(Stored data entries)
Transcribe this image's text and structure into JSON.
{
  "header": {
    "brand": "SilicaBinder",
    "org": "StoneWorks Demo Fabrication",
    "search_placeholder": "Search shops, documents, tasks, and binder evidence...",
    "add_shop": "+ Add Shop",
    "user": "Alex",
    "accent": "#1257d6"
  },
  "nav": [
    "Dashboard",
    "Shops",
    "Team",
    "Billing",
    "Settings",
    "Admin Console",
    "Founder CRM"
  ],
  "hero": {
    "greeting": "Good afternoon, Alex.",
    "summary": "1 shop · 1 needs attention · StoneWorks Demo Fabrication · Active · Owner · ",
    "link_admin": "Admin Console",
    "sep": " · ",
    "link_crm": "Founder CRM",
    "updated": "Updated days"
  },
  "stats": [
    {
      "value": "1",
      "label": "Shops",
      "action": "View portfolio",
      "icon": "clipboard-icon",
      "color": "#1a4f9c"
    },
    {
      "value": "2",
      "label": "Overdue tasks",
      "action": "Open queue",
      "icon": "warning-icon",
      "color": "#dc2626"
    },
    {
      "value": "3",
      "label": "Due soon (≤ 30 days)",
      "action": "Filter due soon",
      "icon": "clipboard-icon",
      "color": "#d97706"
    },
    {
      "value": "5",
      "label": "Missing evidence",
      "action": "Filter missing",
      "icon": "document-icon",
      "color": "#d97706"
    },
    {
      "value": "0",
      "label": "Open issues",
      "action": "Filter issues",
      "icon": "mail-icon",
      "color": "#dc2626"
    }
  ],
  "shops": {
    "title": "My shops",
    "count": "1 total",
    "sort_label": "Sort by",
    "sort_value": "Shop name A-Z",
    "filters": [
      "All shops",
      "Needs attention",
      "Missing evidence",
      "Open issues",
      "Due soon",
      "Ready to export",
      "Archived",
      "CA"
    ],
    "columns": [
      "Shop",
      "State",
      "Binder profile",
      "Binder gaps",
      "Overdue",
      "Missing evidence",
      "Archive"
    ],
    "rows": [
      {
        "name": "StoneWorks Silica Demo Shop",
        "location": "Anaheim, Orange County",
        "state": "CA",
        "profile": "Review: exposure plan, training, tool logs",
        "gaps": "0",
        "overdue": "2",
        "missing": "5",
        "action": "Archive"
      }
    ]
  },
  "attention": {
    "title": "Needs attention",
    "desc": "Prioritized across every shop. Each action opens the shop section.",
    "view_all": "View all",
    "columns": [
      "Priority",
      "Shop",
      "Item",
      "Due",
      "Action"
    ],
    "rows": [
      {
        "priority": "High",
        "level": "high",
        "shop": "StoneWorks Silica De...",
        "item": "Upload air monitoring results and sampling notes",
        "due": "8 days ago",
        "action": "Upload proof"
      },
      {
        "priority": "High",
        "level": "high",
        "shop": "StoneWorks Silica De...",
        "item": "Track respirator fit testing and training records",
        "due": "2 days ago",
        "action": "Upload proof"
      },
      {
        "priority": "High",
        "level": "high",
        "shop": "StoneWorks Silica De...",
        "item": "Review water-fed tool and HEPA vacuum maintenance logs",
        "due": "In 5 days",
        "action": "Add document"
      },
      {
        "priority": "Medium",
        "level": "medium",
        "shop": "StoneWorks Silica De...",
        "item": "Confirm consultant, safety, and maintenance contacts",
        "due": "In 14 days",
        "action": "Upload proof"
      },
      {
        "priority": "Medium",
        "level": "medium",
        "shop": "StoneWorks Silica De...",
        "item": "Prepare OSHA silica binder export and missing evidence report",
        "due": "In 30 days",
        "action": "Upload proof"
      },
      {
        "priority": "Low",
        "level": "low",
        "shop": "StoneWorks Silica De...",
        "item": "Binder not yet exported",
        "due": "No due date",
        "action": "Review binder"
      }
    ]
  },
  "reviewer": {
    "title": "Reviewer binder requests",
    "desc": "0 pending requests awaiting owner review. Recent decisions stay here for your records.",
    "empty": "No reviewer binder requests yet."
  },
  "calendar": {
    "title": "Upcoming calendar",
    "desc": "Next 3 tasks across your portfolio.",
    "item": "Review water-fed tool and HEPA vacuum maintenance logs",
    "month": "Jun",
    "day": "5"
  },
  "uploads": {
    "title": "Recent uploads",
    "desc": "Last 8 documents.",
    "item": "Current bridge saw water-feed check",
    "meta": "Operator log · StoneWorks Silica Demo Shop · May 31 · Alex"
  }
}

▶ STATED TASK: Each line in the listing above that contains "maintenance" should be copied.

▶ ANSWER:
        "item": "Review water-fed tool and HEPA vacuum maintenance logs",
        "item": "Confirm consultant, safety, and maintenance contacts",
    "item": "Review water-fed tool and HEPA vacuum maintenance logs",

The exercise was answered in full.